§ Set task
In the listing below, pick out lines with "Short".

§ Records supplied
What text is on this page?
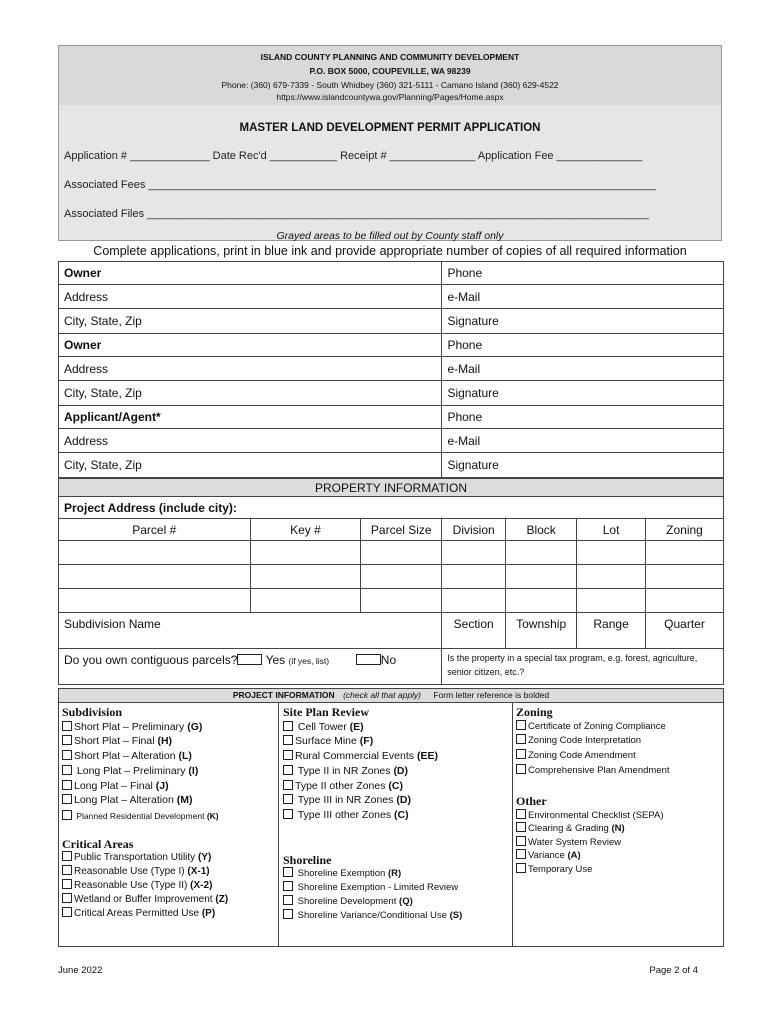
ISLAND COUNTY PLANNING AND COMMUNITY DEVELOPMENT
P.O. BOX 5000, COUPEVILLE, WA 98239
Phone: (360) 679-7339 - South Whidbey (360) 321-5111 - Camano Island (360) 629-4522
https://www.islandcountywa.gov/Planning/Pages/Home.aspx
MASTER LAND DEVELOPMENT PERMIT APPLICATION
Grayed areas to be filled out by County staff only
Application # _____________ Date Rec'd ___________ Receipt # ______________ Application Fee ______________
Associated Fees ___________________________________________________________________________________
Associated Files __________________________________________________________________________________
Complete applications, print in blue ink and provide appropriate number of copies of all required information
Owner	Phone
Address	e-Mail
City, State, Zip	Signature
Owner	Phone
Address	e-Mail
City, State, Zip	Signature
Applicant/Agent*	Phone
Address	e-Mail
City, State, Zip	Signature
PROPERTY INFORMATION						
Project Address (include city):						
Parcel #	Key #	Parcel Size	Division	Block	Lot	Zoning

Subdivision Name			Section	Township	Range	Quarter
Do you own contiguous parcels? Yes (if yes, list) No			Is the property in a special tax program, e.g. forest, agriculture, senior citizen, etc.?			
PROJECT INFORMATION (check all that apply) Form letter reference is bolded
Subdivision
Short Plat – Preliminary (G)
Short Plat – Final (H)
Short Plat – Alteration (L)
Long Plat – Preliminary (I)
Long Plat – Final (J)
Long Plat – Alteration (M)
Planned Residential Development (K)
Critical Areas
Public Transportation Utility (Y)
Reasonable Use (Type I) (X-1)
Reasonable Use (Type II) (X-2)
Wetland or Buffer Improvement (Z)
Critical Areas Permitted Use (P)
Site Plan Review
Cell Tower (E)
Surface Mine (F)
Rural Commercial Events (EE)
Type II in NR Zones (D)
Type II other Zones (C)
Type III in NR Zones (D)
Type III other Zones (C)
Shoreline
Shoreline Exemption (R)
Shoreline Exemption - Limited Review
Shoreline Development (Q)
Shoreline Variance/Conditional Use (S)
Zoning
Certificate of Zoning Compliance
Zoning Code Interpretation
Zoning Code Amendment
Comprehensive Plan Amendment
Other
Environmental Checklist (SEPA)
Clearing & Grading (N)
Water System Review
Variance (A)
Temporary Use
June 2022	Page 2 of 4
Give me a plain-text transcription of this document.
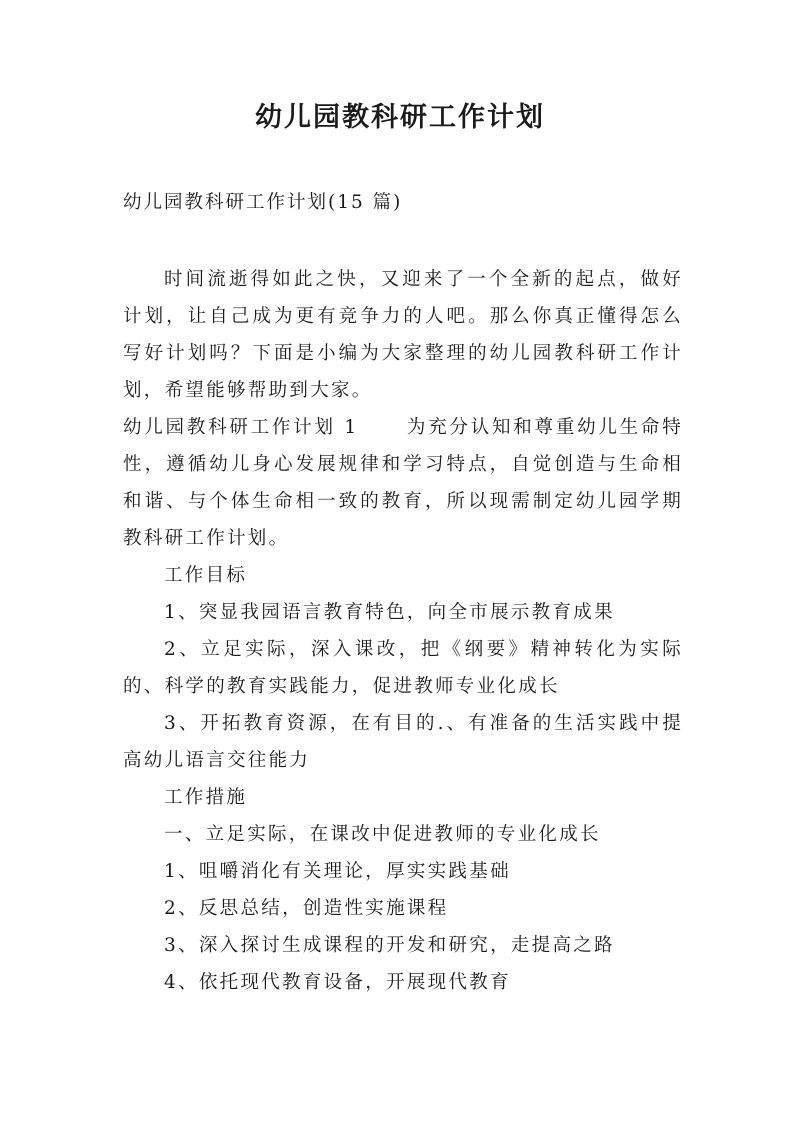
幼儿园教科研工作计划

幼儿园教科研工作计划(15 篇)

时间流逝得如此之快，又迎来了一个全新的起点，做好计划，让自己成为更有竞争力的人吧。那么你真正懂得怎么写好计划吗？下面是小编为大家整理的幼儿园教科研工作计划，希望能够帮助到大家。

幼儿园教科研工作计划 1	为充分认知和尊重幼儿生命特性，遵循幼儿身心发展规律和学习特点，自觉创造与生命相和谐、与个体生命相一致的教育，所以现需制定幼儿园学期教科研工作计划。

工作目标

1、突显我园语言教育特色，向全市展示教育成果

2、立足实际，深入课改，把《纲要》精神转化为实际的、科学的教育实践能力，促进教师专业化成长

3、开拓教育资源，在有目的.、有准备的生活实践中提高幼儿语言交往能力

工作措施

一、立足实际，在课改中促进教师的专业化成长

1、咀嚼消化有关理论，厚实实践基础

2、反思总结，创造性实施课程

3、深入探讨生成课程的开发和研究，走提高之路

4、依托现代教育设备，开展现代教育
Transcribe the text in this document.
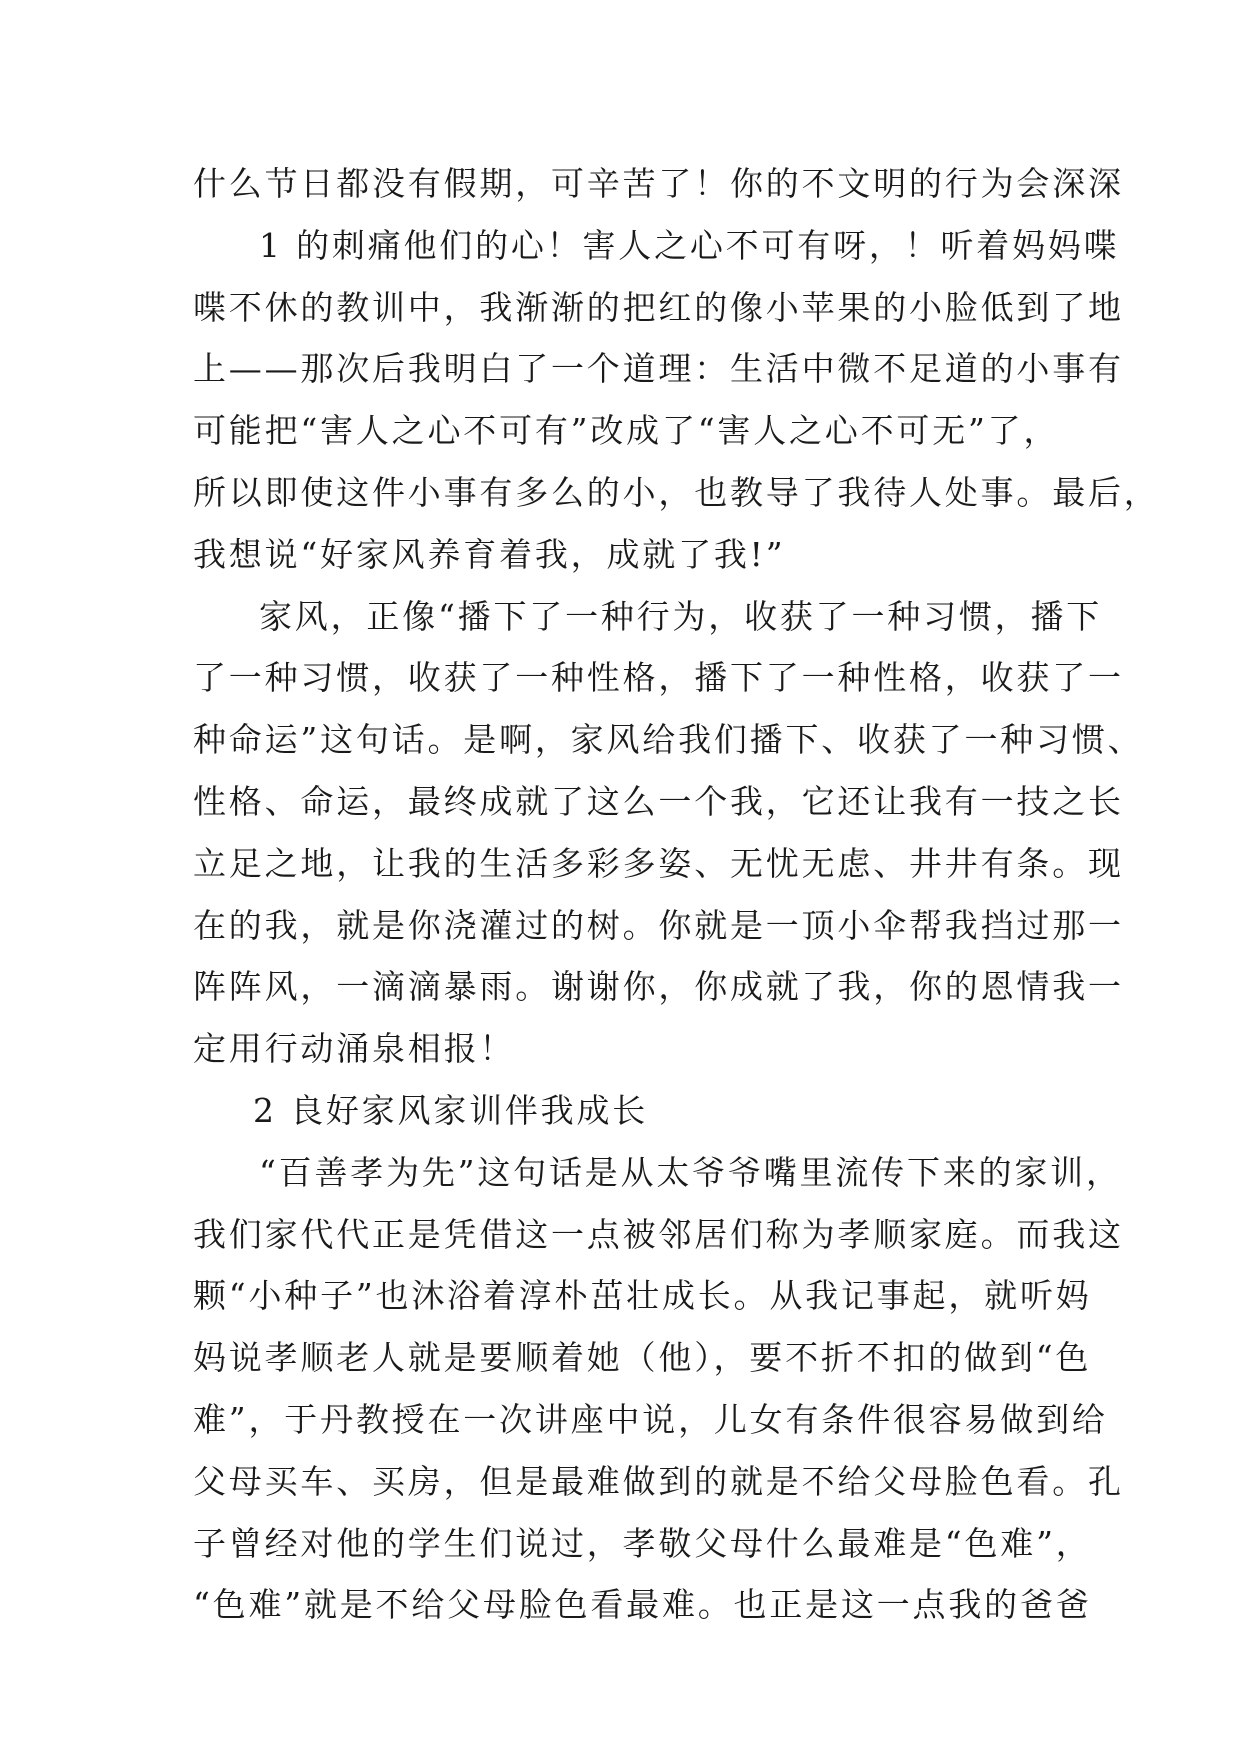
什么节日都没有假期，可辛苦了！你的不文明的行为会深深
1 的刺痛他们的心！害人之心不可有呀，！听着妈妈喋
喋不休的教训中，我渐渐的把红的像小苹果的小脸低到了地
上——那次后我明白了一个道理：生活中微不足道的小事有
可能把“害人之心不可有”改成了“害人之心不可无”了，
所以即使这件小事有多么的小，也教导了我待人处事。最后，
我想说“好家风养育着我，成就了我!”
家风，正像“播下了一种行为，收获了一种习惯，播下
了一种习惯，收获了一种性格，播下了一种性格，收获了一
种命运”这句话。是啊，家风给我们播下、收获了一种习惯、
性格、命运，最终成就了这么一个我，它还让我有一技之长
立足之地，让我的生活多彩多姿、无忧无虑、井井有条。现
在的我，就是你浇灌过的树。你就是一顶小伞帮我挡过那一
阵阵风，一滴滴暴雨。谢谢你，你成就了我，你的恩情我一
定用行动涌泉相报！
2 良好家风家训伴我成长
“百善孝为先”这句话是从太爷爷嘴里流传下来的家训，
我们家代代正是凭借这一点被邻居们称为孝顺家庭。而我这
颗“小种子”也沐浴着淳朴茁壮成长。从我记事起，就听妈
妈说孝顺老人就是要顺着她（他），要不折不扣的做到“色
难”，于丹教授在一次讲座中说，儿女有条件很容易做到给
父母买车、买房，但是最难做到的就是不给父母脸色看。孔
子曾经对他的学生们说过，孝敬父母什么最难是“色难”，
“色难”就是不给父母脸色看最难。也正是这一点我的爸爸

§ Written response
Short Plat – Preliminary (G)
Short Plat – Final (H)
Short Plat – Alteration (L)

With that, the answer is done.